### Work instructions
The records below are made of lines; count those holding the word "weight" and give the number only.

### Entries with figure data
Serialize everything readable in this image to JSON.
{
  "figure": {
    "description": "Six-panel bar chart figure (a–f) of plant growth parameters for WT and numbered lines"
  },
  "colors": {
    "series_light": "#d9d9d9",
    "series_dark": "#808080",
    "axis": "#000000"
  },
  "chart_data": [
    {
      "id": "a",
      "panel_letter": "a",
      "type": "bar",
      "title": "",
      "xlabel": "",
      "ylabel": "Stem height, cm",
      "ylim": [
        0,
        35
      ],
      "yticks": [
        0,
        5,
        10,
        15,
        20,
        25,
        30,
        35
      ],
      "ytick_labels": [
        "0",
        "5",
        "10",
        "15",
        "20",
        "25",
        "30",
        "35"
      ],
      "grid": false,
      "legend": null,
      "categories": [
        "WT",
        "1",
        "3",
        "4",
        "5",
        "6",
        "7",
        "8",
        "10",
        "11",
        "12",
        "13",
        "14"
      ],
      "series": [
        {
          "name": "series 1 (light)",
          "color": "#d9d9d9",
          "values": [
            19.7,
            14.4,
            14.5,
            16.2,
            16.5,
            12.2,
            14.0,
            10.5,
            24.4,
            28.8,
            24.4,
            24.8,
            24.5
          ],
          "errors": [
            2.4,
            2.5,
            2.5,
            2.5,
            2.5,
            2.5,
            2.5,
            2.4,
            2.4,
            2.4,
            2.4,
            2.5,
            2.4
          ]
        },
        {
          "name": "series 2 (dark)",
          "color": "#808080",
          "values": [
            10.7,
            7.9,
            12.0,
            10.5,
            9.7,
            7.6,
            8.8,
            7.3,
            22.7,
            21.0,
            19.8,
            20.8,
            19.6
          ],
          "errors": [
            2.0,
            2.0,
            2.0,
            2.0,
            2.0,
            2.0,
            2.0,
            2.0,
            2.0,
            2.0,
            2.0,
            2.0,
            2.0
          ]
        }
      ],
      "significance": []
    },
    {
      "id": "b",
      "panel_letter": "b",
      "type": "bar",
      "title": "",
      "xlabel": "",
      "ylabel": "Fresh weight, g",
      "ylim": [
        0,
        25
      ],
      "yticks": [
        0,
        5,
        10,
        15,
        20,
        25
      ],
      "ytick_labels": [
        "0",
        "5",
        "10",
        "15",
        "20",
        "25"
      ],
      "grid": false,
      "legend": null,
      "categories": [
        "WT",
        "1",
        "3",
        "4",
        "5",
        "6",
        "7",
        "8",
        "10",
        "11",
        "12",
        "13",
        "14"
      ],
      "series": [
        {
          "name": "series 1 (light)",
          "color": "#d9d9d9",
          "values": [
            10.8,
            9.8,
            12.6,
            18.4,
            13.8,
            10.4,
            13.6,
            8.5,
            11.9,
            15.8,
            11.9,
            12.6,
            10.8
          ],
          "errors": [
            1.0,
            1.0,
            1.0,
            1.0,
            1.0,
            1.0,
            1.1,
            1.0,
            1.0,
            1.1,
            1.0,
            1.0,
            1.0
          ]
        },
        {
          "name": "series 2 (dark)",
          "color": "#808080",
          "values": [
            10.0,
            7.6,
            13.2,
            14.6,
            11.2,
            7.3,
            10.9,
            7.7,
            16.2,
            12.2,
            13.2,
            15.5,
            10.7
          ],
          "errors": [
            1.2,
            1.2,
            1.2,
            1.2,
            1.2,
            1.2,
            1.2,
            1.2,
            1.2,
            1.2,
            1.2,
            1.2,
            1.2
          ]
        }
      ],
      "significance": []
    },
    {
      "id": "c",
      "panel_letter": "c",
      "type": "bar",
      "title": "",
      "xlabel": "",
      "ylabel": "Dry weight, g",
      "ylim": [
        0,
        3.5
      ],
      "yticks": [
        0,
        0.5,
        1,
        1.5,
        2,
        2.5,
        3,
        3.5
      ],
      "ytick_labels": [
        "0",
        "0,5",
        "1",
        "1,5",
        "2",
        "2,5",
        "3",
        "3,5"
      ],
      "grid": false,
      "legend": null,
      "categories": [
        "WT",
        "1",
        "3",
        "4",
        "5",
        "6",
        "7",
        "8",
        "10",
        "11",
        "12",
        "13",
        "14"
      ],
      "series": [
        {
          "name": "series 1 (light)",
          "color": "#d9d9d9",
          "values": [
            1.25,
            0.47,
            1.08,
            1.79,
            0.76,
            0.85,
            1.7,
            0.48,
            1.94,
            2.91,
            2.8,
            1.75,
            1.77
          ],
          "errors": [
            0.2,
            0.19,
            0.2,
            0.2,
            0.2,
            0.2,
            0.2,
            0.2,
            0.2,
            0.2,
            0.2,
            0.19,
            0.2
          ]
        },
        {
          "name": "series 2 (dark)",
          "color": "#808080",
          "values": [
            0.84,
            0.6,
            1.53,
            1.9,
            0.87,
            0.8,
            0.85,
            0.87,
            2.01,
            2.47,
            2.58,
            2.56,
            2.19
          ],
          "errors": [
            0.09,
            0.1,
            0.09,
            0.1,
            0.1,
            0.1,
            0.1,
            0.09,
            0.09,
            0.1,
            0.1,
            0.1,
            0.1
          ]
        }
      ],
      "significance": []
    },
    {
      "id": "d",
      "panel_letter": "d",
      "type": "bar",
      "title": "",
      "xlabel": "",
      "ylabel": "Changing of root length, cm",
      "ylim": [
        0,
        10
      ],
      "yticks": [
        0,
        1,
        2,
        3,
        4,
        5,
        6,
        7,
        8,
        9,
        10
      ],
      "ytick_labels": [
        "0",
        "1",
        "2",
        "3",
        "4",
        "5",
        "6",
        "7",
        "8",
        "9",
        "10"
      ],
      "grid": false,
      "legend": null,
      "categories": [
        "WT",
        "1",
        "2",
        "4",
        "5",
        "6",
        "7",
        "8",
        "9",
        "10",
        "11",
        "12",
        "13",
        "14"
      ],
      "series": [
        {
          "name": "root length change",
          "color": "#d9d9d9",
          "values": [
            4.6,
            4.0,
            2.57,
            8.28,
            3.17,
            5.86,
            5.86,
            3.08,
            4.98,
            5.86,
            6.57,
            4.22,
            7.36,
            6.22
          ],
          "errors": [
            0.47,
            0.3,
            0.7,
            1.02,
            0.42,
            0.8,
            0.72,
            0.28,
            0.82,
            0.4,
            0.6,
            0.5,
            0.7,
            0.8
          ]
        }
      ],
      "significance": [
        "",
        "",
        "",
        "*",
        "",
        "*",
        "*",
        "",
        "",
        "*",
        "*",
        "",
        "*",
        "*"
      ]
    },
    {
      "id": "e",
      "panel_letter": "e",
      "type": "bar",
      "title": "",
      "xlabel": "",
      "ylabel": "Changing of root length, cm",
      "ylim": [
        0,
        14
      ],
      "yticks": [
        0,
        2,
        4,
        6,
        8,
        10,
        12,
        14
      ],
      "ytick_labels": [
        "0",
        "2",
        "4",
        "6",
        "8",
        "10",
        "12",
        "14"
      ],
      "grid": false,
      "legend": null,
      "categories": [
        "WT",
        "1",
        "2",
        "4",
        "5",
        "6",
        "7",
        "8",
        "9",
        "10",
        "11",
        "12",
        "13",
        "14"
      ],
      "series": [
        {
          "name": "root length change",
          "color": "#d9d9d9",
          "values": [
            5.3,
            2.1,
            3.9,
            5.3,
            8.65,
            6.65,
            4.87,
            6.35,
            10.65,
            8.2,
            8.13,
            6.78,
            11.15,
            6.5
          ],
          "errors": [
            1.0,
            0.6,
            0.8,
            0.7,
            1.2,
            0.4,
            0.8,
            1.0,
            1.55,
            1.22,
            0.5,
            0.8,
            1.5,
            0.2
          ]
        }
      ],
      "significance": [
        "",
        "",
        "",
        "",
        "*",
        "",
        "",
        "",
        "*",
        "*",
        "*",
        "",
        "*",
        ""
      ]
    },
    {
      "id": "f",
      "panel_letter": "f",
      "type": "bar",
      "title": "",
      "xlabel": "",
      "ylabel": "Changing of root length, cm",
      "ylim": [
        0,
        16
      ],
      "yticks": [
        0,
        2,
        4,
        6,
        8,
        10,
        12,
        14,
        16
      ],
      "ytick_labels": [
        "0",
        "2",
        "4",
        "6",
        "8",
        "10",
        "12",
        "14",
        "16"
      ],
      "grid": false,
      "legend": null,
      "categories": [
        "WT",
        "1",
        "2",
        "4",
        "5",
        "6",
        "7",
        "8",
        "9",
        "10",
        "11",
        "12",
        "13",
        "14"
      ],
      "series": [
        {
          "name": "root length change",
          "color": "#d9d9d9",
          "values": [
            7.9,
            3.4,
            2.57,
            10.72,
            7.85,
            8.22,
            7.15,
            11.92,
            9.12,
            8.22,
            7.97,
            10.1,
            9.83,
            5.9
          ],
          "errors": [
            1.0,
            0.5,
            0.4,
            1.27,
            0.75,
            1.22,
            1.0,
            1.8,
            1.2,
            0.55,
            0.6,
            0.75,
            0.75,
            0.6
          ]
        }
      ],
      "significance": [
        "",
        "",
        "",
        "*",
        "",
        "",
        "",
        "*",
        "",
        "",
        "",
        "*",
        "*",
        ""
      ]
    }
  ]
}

### Response
2